Short task: Count the lines below that contain the word "DOMESTIC" and give only that number.
# # # # # # #
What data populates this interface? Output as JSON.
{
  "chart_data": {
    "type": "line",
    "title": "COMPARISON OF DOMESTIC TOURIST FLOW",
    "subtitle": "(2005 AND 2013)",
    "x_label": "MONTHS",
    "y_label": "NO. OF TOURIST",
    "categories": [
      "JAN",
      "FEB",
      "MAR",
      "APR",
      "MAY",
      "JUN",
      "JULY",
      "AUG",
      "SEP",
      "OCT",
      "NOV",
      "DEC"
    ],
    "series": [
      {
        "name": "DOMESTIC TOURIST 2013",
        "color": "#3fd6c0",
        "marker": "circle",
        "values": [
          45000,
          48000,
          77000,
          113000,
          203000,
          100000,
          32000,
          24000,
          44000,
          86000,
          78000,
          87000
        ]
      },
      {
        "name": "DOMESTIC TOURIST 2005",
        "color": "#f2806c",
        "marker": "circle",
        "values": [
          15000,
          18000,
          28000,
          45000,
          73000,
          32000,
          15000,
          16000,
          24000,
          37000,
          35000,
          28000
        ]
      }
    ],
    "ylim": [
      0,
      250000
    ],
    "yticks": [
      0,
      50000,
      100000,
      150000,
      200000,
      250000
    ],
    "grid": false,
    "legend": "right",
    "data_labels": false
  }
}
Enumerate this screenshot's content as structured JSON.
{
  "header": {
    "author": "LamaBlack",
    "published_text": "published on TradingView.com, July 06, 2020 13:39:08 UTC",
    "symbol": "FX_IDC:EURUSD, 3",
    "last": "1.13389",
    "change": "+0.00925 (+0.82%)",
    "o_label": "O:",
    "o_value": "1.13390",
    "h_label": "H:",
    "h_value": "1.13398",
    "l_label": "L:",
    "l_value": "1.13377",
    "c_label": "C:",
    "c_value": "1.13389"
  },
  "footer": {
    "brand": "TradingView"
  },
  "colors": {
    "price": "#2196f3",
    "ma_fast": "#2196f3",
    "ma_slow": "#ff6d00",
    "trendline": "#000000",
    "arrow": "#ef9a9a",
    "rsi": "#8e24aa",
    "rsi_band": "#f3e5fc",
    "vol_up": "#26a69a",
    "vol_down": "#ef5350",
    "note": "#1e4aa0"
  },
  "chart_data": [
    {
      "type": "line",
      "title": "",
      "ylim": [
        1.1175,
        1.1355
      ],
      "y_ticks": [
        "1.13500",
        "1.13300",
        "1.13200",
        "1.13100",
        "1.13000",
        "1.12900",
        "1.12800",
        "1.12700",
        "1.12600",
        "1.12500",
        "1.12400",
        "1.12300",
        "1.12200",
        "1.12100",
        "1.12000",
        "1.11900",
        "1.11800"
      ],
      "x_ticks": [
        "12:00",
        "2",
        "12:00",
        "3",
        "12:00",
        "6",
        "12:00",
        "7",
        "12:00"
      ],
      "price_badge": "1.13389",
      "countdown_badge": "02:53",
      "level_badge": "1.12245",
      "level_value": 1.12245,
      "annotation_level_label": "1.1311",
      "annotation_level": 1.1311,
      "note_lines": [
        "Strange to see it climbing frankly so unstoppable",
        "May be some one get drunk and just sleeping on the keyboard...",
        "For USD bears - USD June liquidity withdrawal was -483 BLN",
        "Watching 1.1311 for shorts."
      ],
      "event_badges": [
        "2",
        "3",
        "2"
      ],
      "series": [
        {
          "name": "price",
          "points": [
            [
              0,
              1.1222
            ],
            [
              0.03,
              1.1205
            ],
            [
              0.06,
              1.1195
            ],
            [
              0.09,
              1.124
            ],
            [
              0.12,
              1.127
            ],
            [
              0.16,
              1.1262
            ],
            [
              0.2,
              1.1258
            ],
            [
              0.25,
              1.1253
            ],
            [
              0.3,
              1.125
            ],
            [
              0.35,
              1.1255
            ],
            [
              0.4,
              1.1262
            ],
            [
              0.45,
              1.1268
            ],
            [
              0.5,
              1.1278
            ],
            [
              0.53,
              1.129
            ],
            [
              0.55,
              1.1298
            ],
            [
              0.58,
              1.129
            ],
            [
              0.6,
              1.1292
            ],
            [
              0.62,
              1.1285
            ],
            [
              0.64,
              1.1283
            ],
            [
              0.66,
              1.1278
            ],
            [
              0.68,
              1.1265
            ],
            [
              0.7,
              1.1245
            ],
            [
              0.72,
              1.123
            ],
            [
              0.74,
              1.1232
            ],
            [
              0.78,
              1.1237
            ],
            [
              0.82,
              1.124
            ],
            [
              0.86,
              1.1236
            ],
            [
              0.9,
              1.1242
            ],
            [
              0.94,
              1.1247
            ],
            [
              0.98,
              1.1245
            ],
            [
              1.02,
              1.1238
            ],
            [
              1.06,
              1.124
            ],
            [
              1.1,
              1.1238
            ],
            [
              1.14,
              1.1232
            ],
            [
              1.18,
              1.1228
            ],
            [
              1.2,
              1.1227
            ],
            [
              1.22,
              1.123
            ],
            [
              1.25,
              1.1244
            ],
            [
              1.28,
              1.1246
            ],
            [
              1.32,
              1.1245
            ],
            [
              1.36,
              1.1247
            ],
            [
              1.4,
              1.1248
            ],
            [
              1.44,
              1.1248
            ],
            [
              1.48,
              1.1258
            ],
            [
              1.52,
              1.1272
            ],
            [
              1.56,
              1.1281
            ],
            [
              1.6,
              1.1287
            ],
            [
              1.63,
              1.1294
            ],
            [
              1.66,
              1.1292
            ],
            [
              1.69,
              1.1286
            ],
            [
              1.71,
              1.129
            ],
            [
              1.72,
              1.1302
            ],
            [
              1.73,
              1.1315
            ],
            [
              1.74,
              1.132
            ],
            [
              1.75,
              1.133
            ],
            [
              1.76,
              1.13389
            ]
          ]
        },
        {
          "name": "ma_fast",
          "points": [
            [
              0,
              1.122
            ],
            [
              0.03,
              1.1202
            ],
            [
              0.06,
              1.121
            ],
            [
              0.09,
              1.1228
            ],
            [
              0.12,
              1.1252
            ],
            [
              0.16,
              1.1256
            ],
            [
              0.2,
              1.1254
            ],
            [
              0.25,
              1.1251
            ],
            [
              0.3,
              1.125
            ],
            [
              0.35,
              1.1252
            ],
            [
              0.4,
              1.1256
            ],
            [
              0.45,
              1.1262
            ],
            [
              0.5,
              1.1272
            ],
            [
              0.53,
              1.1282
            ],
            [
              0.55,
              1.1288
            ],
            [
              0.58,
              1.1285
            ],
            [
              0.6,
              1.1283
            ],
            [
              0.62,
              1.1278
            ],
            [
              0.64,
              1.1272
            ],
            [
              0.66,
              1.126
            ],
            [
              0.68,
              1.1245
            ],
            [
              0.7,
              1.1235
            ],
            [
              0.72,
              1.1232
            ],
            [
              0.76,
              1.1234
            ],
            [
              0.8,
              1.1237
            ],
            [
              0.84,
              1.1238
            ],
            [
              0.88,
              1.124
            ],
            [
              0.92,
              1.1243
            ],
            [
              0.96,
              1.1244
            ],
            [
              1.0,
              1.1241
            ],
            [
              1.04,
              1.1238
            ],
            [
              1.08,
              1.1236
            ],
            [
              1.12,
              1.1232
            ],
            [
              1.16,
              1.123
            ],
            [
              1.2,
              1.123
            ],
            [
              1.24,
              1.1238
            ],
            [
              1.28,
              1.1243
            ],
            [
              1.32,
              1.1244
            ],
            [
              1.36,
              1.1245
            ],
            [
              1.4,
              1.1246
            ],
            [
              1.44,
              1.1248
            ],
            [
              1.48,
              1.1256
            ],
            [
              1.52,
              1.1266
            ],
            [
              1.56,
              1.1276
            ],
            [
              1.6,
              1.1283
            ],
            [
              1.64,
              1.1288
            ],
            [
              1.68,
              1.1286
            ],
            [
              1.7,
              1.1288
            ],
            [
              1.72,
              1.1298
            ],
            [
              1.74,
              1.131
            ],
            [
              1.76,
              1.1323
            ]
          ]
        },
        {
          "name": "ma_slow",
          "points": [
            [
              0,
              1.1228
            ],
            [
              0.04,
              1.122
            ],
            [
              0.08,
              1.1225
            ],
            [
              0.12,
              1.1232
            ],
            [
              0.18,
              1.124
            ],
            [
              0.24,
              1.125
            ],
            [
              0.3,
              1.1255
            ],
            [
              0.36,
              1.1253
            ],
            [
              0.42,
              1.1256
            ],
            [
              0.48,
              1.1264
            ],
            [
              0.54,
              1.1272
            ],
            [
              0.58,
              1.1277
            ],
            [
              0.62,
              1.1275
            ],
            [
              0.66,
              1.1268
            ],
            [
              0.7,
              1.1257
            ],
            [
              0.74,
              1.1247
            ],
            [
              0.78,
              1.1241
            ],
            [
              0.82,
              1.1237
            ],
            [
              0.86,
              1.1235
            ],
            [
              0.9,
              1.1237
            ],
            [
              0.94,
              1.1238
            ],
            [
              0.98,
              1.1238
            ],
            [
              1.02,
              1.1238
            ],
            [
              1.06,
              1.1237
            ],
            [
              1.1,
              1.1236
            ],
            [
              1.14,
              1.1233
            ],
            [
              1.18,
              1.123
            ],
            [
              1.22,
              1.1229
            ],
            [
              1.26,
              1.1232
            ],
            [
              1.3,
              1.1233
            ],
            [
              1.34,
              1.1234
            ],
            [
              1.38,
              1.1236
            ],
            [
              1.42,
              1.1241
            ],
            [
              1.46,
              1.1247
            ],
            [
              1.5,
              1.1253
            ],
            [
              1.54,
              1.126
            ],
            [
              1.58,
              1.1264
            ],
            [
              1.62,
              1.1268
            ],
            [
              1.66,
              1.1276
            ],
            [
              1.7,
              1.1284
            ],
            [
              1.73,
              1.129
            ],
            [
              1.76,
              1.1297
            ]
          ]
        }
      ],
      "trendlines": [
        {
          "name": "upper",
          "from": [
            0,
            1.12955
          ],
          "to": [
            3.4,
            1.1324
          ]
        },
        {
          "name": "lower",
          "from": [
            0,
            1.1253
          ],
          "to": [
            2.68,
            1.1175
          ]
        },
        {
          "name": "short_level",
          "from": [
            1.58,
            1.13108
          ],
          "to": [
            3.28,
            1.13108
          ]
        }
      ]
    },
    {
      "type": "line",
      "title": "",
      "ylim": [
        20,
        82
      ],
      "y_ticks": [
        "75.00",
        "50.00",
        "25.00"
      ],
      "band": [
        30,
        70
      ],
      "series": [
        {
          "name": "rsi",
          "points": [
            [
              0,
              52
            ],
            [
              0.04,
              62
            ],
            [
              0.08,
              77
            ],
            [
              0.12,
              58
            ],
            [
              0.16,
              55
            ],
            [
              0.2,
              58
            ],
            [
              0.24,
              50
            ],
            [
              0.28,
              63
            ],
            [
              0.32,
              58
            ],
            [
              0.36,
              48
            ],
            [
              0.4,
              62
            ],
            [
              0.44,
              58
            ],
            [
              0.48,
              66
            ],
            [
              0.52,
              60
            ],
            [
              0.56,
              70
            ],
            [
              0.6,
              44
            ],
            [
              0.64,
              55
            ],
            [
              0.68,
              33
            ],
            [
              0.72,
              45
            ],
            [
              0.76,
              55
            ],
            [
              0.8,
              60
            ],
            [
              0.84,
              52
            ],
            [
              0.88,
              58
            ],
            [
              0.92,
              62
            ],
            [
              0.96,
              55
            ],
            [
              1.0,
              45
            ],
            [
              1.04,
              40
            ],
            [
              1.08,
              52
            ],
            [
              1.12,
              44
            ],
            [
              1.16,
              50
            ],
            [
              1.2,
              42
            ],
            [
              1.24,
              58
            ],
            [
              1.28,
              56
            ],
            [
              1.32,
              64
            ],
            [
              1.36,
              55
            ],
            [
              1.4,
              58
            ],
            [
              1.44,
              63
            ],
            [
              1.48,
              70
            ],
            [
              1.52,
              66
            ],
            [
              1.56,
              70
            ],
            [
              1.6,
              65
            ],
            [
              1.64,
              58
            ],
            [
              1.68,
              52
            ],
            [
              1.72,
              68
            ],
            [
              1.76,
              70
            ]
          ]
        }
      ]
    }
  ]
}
# # # # # # #
Task answer: 3